## Begin

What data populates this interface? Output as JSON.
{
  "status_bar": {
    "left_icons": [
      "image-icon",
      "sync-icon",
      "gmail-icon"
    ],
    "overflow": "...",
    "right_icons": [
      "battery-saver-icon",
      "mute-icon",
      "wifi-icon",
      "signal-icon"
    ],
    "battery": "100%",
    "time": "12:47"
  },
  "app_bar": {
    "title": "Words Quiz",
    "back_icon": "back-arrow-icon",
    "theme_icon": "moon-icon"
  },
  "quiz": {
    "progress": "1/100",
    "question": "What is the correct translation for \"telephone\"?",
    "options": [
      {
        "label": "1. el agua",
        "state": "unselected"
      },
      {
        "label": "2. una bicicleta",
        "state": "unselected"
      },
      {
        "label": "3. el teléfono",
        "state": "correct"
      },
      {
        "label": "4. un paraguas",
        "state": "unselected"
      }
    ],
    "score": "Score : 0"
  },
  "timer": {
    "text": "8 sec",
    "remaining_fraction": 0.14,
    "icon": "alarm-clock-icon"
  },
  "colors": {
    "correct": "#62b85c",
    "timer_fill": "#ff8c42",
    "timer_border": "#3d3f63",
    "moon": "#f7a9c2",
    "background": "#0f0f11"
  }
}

## End

WHAT YOU WILL DO >> Look for the word "correct" in every line of the listing and copy the lines that have it.

ANSWER TO THIS EXERCISE >>
    "question": "What is the correct translation for \"telephone\"?",
        "state": "correct"
    "correct": "#62b85c",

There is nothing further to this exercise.